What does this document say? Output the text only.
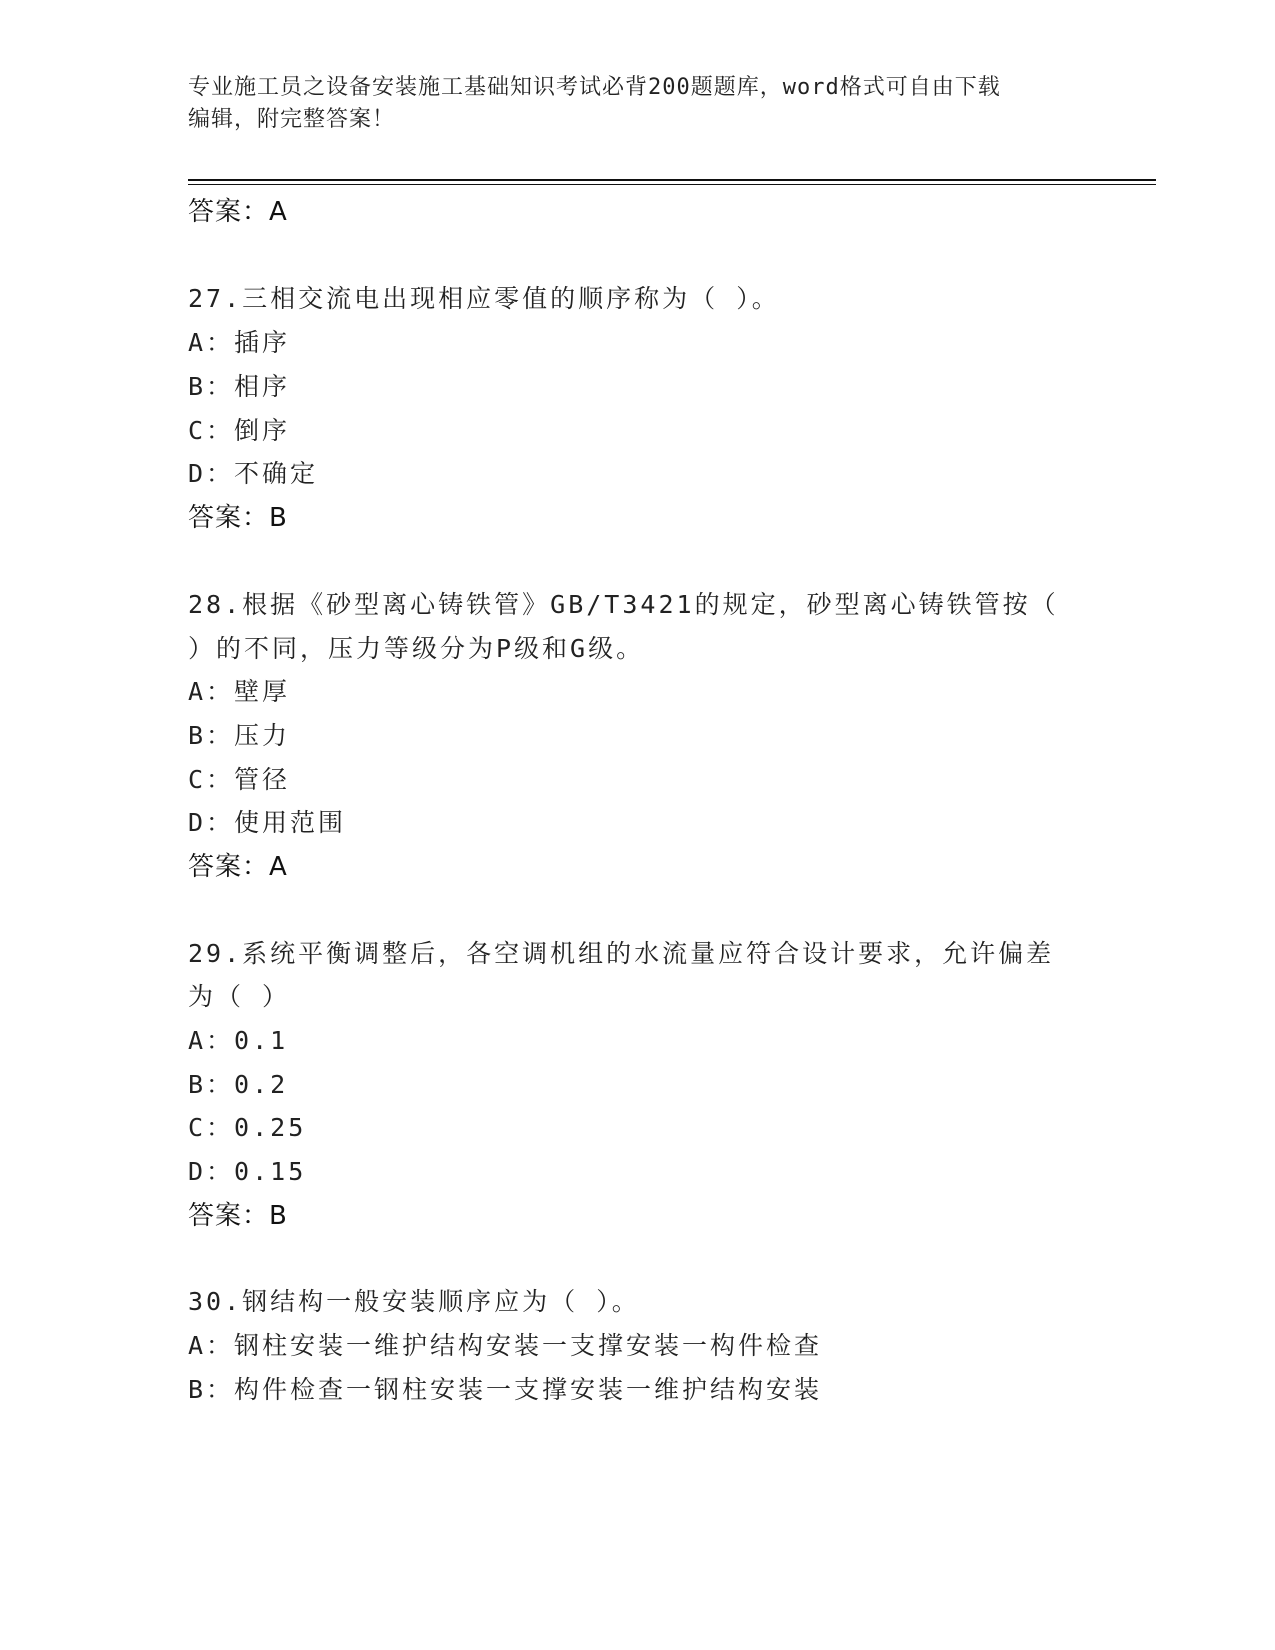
专业施工员之设备安装施工基础知识考试必背200题题库，word格式可自由下载
编辑，附完整答案！
答案：A
27.三相交流电出现相应零值的顺序称为（ ）。
A：插序
B：相序
C：倒序
D：不确定
答案：B
28.根据《砂型离心铸铁管》GB/T3421的规定，砂型离心铸铁管按（
）的不同，压力等级分为P级和G级。
A：壁厚
B：压力
C：管径
D：使用范围
答案：A
29.系统平衡调整后，各空调机组的水流量应符合设计要求，允许偏差
为（ ）
A：0.1
B：0.2
C：0.25
D：0.15
答案：B
30.钢结构一般安装顺序应为（ ）。
A：钢柱安装一维护结构安装一支撑安装一构件检查
B：构件检查一钢柱安装一支撑安装一维护结构安装
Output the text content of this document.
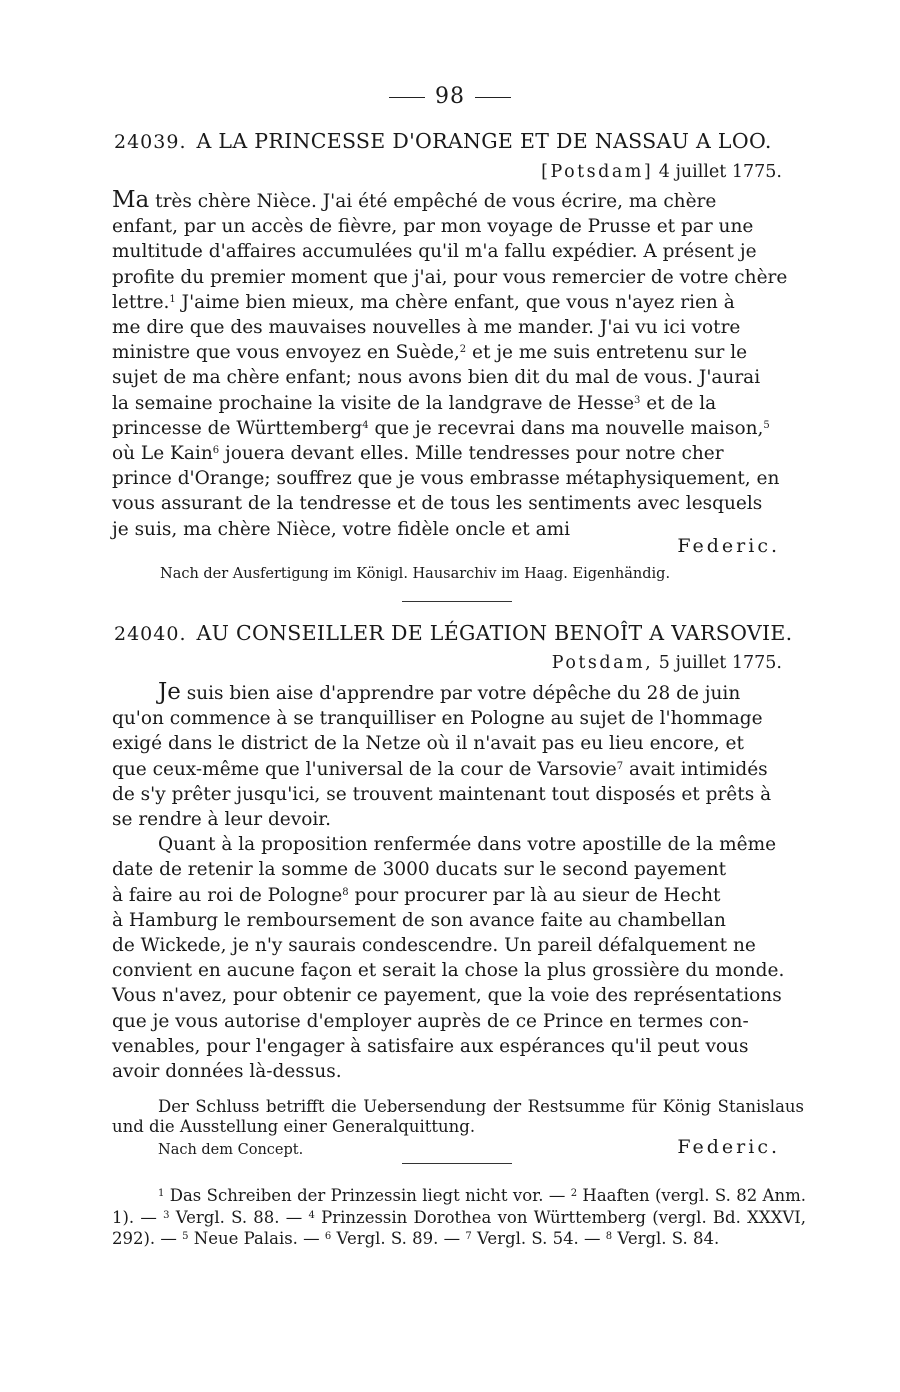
98
24039. A LA PRINCESSE D'ORANGE ET DE NASSAU A LOO.
[Potsdam] 4 juillet 1775.

Ma très chère Nièce. J'ai été empêché de vous écrire, ma chère

enfant, par un accès de fièvre, par mon voyage de Prusse et par une

multitude d'affaires accumulées qu'il m'a fallu expédier. A présent je

profite du premier moment que j'ai, pour vous remercier de votre chère

lettre.$^1$ J'aime bien mieux, ma chère enfant, que vous n'ayez rien à

me dire que des mauvaises nouvelles à me mander. J'ai vu ici votre

ministre que vous envoyez en Suède,$^2$ et je me suis entretenu sur le

sujet de ma chère enfant; nous avons bien dit du mal de vous. J'aurai

la semaine prochaine la visite de la landgrave de Hesse$^3$ et de la

princesse de Württemberg$^4$ que je recevrai dans ma nouvelle maison,$^5$

où Le Kain$^6$ jouera devant elles. Mille tendresses pour notre cher

prince d'Orange; souffrez que je vous embrasse métaphysiquement, en

vous assurant de la tendresse et de tous les sentiments avec lesquels

je suis, ma chère Nièce, votre fidèle oncle et ami

Federic.
Nach der Ausfertigung im Königl. Hausarchiv im Haag. Eigenhändig.
24040. AU CONSEILLER DE LÉGATION BENOÎT A VARSOVIE.
Potsdam, 5 juillet 1775.

Je suis bien aise d'apprendre par votre dépêche du 28 de juin

qu'on commence à se tranquilliser en Pologne au sujet de l'hommage

exigé dans le district de la Netze où il n'avait pas eu lieu encore, et

que ceux-même que l'universal de la cour de Varsovie$^7$ avait intimidés

de s'y prêter jusqu'ici, se trouvent maintenant tout disposés et prêts à

se rendre à leur devoir.

Quant à la proposition renfermée dans votre apostille de la même

date de retenir la somme de 3000 ducats sur le second payement

à faire au roi de Pologne$^8$ pour procurer par là au sieur de Hecht

à Hamburg le remboursement de son avance faite au chambellan

de Wickede, je n'y saurais condescendre. Un pareil défalquement ne

convient en aucune façon et serait la chose la plus grossière du monde.

Vous n'avez, pour obtenir ce payement, que la voie des représentations

que je vous autorise d'employer auprès de ce Prince en termes con-

venables, pour l'engager à satisfaire aux espérances qu'il peut vous

avoir données là-dessus.

Der Schluss betrifft die Uebersendung der Restsumme für König Stanislaus und die Ausstellung einer Generalquittung.

Nach dem Concept.	Federic.

$^1$ Das Schreiben der Prinzessin liegt nicht vor. — $^2$ Haaften (vergl. S. 82 Anm. 1). — $^3$ Vergl. S. 88. — $^4$ Prinzessin Dorothea von Württemberg (vergl. Bd. XXXVI, 292). — $^5$ Neue Palais. — $^6$ Vergl. S. 89. — $^7$ Vergl. S. 54. — $^8$ Vergl. S. 84.
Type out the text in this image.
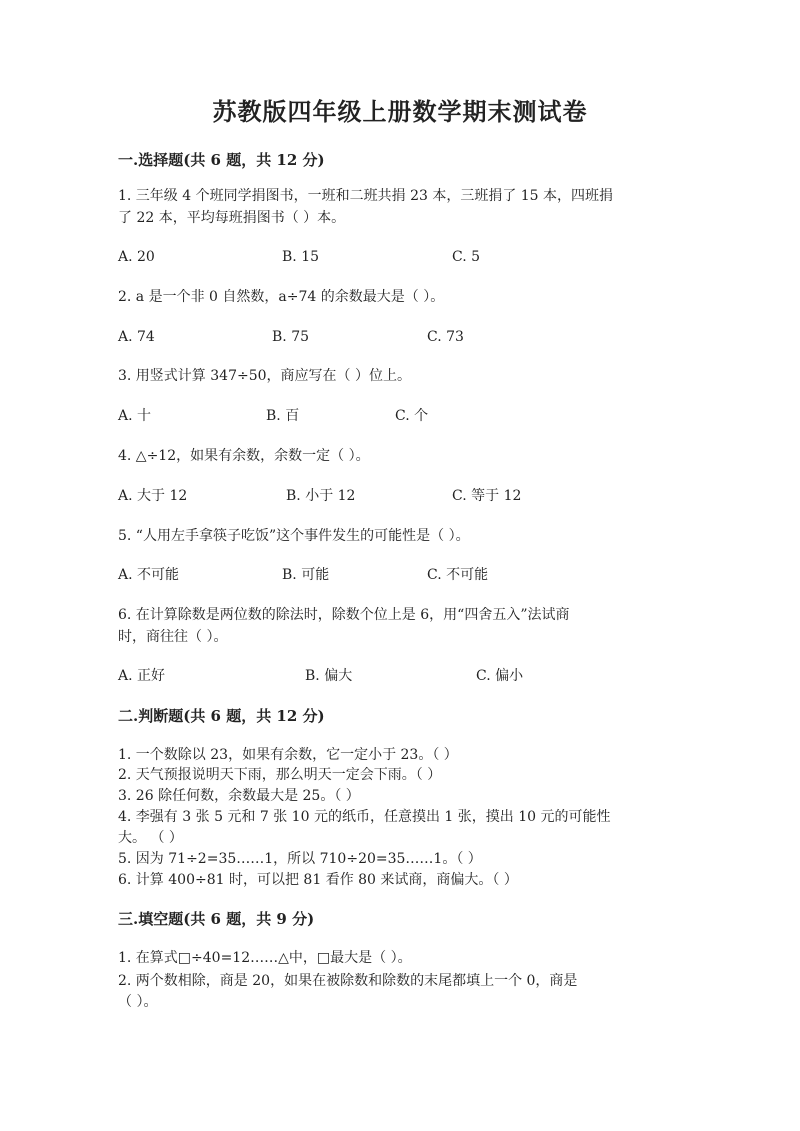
苏教版四年级上册数学期末测试卷
一.选择题(共 6 题，共 12 分)
1. 三年级 4 个班同学捐图书，一班和二班共捐 23 本，三班捐了 15 本，四班捐
了 22 本，平均每班捐图书（ ）本。
A. 20	B. 15	C. 5
2. a 是一个非 0 自然数，a÷74 的余数最大是（ ）。
A. 74	B. 75	C. 73
3. 用竖式计算 347÷50，商应写在（ ）位上。
A. 十	B. 百	C. 个
4. △÷12，如果有余数，余数一定（ ）。
A. 大于 12	B. 小于 12	C. 等于 12
5. “人用左手拿筷子吃饭”这个事件发生的可能性是（ ）。
A. 不可能	B. 可能	C. 不可能
6. 在计算除数是两位数的除法时，除数个位上是 6，用“四舍五入”法试商
时，商往往（ ）。
A. 正好	B. 偏大	C. 偏小
二.判断题(共 6 题，共 12 分)
1. 一个数除以 23，如果有余数，它一定小于 23。（ ）
2. 天气预报说明天下雨，那么明天一定会下雨。（ ）
3. 26 除任何数，余数最大是 25。（ ）
4. 李强有 3 张 5 元和 7 张 10 元的纸币，任意摸出 1 张，摸出 10 元的可能性
大。 （ ）
5. 因为 71÷2=35……1，所以 710÷20=35……1。（ ）
6. 计算 400÷81 时，可以把 81 看作 80 来试商，商偏大。（ ）
三.填空题(共 6 题，共 9 分)
1. 在算式□÷40=12……△中，□最大是（ ）。
2. 两个数相除，商是 20，如果在被除数和除数的末尾都填上一个 0，商是
（ ）。
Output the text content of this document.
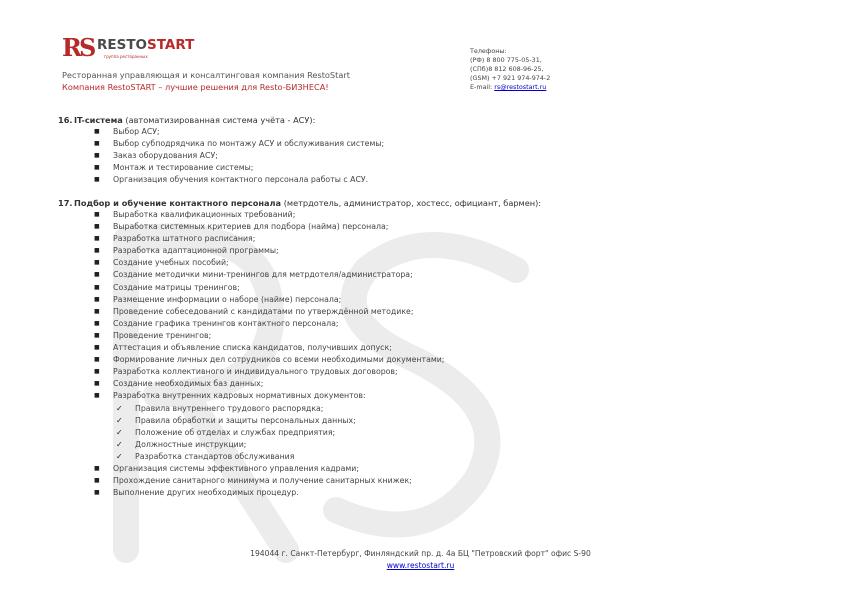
RS RESTOSTART
группа ресторанных
Ресторанная управляющая и консалтинговая компания RestoStart
Компания RestoSTART – лучшие решения для Resto-БИЗНЕСА!
Телефоны:
(РФ) 8 800 775-05-31,
(СПб)8 812 608-96-25,
(GSM) +7 921 974-974-2
E-mail: rs@restostart.ru
16.IT-система (автоматизированная система учёта - АСУ):
■ Выбор АСУ;
■ Выбор субподрядчика по монтажу АСУ и обслуживания системы;
■ Заказ оборудования АСУ;
■ Монтаж и тестирование системы;
■ Организация обучения контактного персонала работы с АСУ.
17.Подбор и обучение контактного персонала (метрдотель, администратор, хостесс, официант, бармен):
■ Выработка квалификационных требований;
■ Выработка системных критериев для подбора (найма) персонала;
■ Разработка штатного расписания;
■ Разработка адаптационной программы;
■ Создание учебных пособий;
■ Создание методички мини-тренингов для метрдотеля/администратора;
■ Создание матрицы тренингов;
■ Размещение информации о наборе (найме) персонала;
■ Проведение собеседований с кандидатами по утверждённой методике;
■ Создание графика тренингов контактного персонала;
■ Проведение тренингов;
■ Аттестация и объявление списка кандидатов, получивших допуск;
■ Формирование личных дел сотрудников со всеми необходимыми документами;
■ Разработка коллективного и индивидуального трудовых договоров;
■ Создание необходимых баз данных;
■ Разработка внутренних кадровых нормативных документов:
✓ Правила внутреннего трудового распорядка;
✓ Правила обработки и защиты персональных данных;
✓ Положение об отделах и службах предприятия;
✓ Должностные инструкции;
✓ Разработка стандартов обслуживания
■ Организация системы эффективного управления кадрами;
■ Прохождение санитарного минимума и получение санитарных книжек;
■ Выполнение других необходимых процедур.
194044 г. Санкт-Петербург, Финляндский пр. д. 4а БЦ "Петровский форт" офис S-90
www.restostart.ru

####

Written request:
Reproduce each entry precisely, dropping only the pictures.

Output:
What does this document say? Output the text only.
专业施工员之设备安装施工基础知识考试必背200题题库，word格式可自由下载
编辑，附完整答案！
答案：A
27.三相交流电出现相应零值的顺序称为（ ）。
A：插序
B：相序
C：倒序
D：不确定
答案：B
28.根据《砂型离心铸铁管》GB/T3421的规定，砂型离心铸铁管按（
）的不同，压力等级分为P级和G级。
A：壁厚
B：压力
C：管径
D：使用范围
答案：A
29.系统平衡调整后，各空调机组的水流量应符合设计要求，允许偏差
为（ ）
A：0.1
B：0.2
C：0.25
D：0.15
答案：B
30.钢结构一般安装顺序应为（ ）。
A：钢柱安装一维护结构安装一支撑安装一构件检查
B：构件检查一钢柱安装一支撑安装一维护结构安装
Output the text content of this document.
98
24039. A LA PRINCESSE D'ORANGE ET DE NASSAU A LOO.
[Potsdam] 4 juillet 1775.

Ma très chère Nièce. J'ai été empêché de vous écrire, ma chère

enfant, par un accès de fièvre, par mon voyage de Prusse et par une

multitude d'affaires accumulées qu'il m'a fallu expédier. A présent je

profite du premier moment que j'ai, pour vous remercier de votre chère

lettre.$^1$ J'aime bien mieux, ma chère enfant, que vous n'ayez rien à

me dire que des mauvaises nouvelles à me mander. J'ai vu ici votre

ministre que vous envoyez en Suède,$^2$ et je me suis entretenu sur le

sujet de ma chère enfant; nous avons bien dit du mal de vous. J'aurai

la semaine prochaine la visite de la landgrave de Hesse$^3$ et de la

princesse de Württemberg$^4$ que je recevrai dans ma nouvelle maison,$^5$

où Le Kain$^6$ jouera devant elles. Mille tendresses pour notre cher

prince d'Orange; souffrez que je vous embrasse métaphysiquement, en

vous assurant de la tendresse et de tous les sentiments avec lesquels

je suis, ma chère Nièce, votre fidèle oncle et ami

Federic.
Nach der Ausfertigung im Königl. Hausarchiv im Haag. Eigenhändig.
24040. AU CONSEILLER DE LÉGATION BENOÎT A VARSOVIE.
Potsdam, 5 juillet 1775.

Je suis bien aise d'apprendre par votre dépêche du 28 de juin

qu'on commence à se tranquilliser en Pologne au sujet de l'hommage

exigé dans le district de la Netze où il n'avait pas eu lieu encore, et

que ceux-même que l'universal de la cour de Varsovie$^7$ avait intimidés

de s'y prêter jusqu'ici, se trouvent maintenant tout disposés et prêts à

se rendre à leur devoir.

Quant à la proposition renfermée dans votre apostille de la même

date de retenir la somme de 3000 ducats sur le second payement

à faire au roi de Pologne$^8$ pour procurer par là au sieur de Hecht

à Hamburg le remboursement de son avance faite au chambellan

de Wickede, je n'y saurais condescendre. Un pareil défalquement ne

convient en aucune façon et serait la chose la plus grossière du monde.

Vous n'avez, pour obtenir ce payement, que la voie des représentations

que je vous autorise d'employer auprès de ce Prince en termes con-

venables, pour l'engager à satisfaire aux espérances qu'il peut vous

avoir données là-dessus.

Der Schluss betrifft die Uebersendung der Restsumme für König Stanislaus und die Ausstellung einer Generalquittung.

Nach dem Concept.	Federic.

$^1$ Das Schreiben der Prinzessin liegt nicht vor. — $^2$ Haaften (vergl. S. 82 Anm. 1). — $^3$ Vergl. S. 88. — $^4$ Prinzessin Dorothea von Württemberg (vergl. Bd. XXXVI, 292). — $^5$ Neue Palais. — $^6$ Vergl. S. 89. — $^7$ Vergl. S. 54. — $^8$ Vergl. S. 84.
Type out the text in this image.
苏教版四年级上册数学期末测试卷
一.选择题(共 6 题，共 12 分)
1. 三年级 4 个班同学捐图书，一班和二班共捐 23 本，三班捐了 15 本，四班捐
了 22 本，平均每班捐图书（ ）本。
A. 20	B. 15	C. 5
2. a 是一个非 0 自然数，a÷74 的余数最大是（ ）。
A. 74	B. 75	C. 73
3. 用竖式计算 347÷50，商应写在（ ）位上。
A. 十	B. 百	C. 个
4. △÷12，如果有余数，余数一定（ ）。
A. 大于 12	B. 小于 12	C. 等于 12
5. “人用左手拿筷子吃饭”这个事件发生的可能性是（ ）。
A. 不可能	B. 可能	C. 不可能
6. 在计算除数是两位数的除法时，除数个位上是 6，用“四舍五入”法试商
时，商往往（ ）。
A. 正好	B. 偏大	C. 偏小
二.判断题(共 6 题，共 12 分)
1. 一个数除以 23，如果有余数，它一定小于 23。（ ）
2. 天气预报说明天下雨，那么明天一定会下雨。（ ）
3. 26 除任何数，余数最大是 25。（ ）
4. 李强有 3 张 5 元和 7 张 10 元的纸币，任意摸出 1 张，摸出 10 元的可能性
大。 （ ）
5. 因为 71÷2=35……1，所以 710÷20=35……1。（ ）
6. 计算 400÷81 时，可以把 81 看作 80 来试商，商偏大。（ ）
三.填空题(共 6 题，共 9 分)
1. 在算式□÷40=12……△中，□最大是（ ）。
2. 两个数相除，商是 20，如果在被除数和除数的末尾都填上一个 0，商是
（ ）。
Output the text content of this document.
RS RESTOSTART
группа ресторанных
Ресторанная управляющая и консалтинговая компания RestoStart
Компания RestoSTART – лучшие решения для Resto-БИЗНЕСА!
Телефоны:
(РФ) 8 800 775-05-31,
(СПб)8 812 608-96-25,
(GSM) +7 921 974-974-2
E-mail: rs@restostart.ru
16.IT-система (автоматизированная система учёта - АСУ):
■ Выбор АСУ;
■ Выбор субподрядчика по монтажу АСУ и обслуживания системы;
■ Заказ оборудования АСУ;
■ Монтаж и тестирование системы;
■ Организация обучения контактного персонала работы с АСУ.
17.Подбор и обучение контактного персонала (метрдотель, администратор, хостесс, официант, бармен):
■ Выработка квалификационных требований;
■ Выработка системных критериев для подбора (найма) персонала;
■ Разработка штатного расписания;
■ Разработка адаптационной программы;
■ Создание учебных пособий;
■ Создание методички мини-тренингов для метрдотеля/администратора;
■ Создание матрицы тренингов;
■ Размещение информации о наборе (найме) персонала;
■ Проведение собеседований с кандидатами по утверждённой методике;
■ Создание графика тренингов контактного персонала;
■ Проведение тренингов;
■ Аттестация и объявление списка кандидатов, получивших допуск;
■ Формирование личных дел сотрудников со всеми необходимыми документами;
■ Разработка коллективного и индивидуального трудовых договоров;
■ Создание необходимых баз данных;
■ Разработка внутренних кадровых нормативных документов:
✓ Правила внутреннего трудового распорядка;
✓ Правила обработки и защиты персональных данных;
✓ Положение об отделах и службах предприятия;
✓ Должностные инструкции;
✓ Разработка стандартов обслуживания
■ Организация системы эффективного управления кадрами;
■ Прохождение санитарного минимума и получение санитарных книжек;
■ Выполнение других необходимых процедур.
194044 г. Санкт-Петербург, Финляндский пр. д. 4а БЦ "Петровский форт" офис S-90
www.restostart.ru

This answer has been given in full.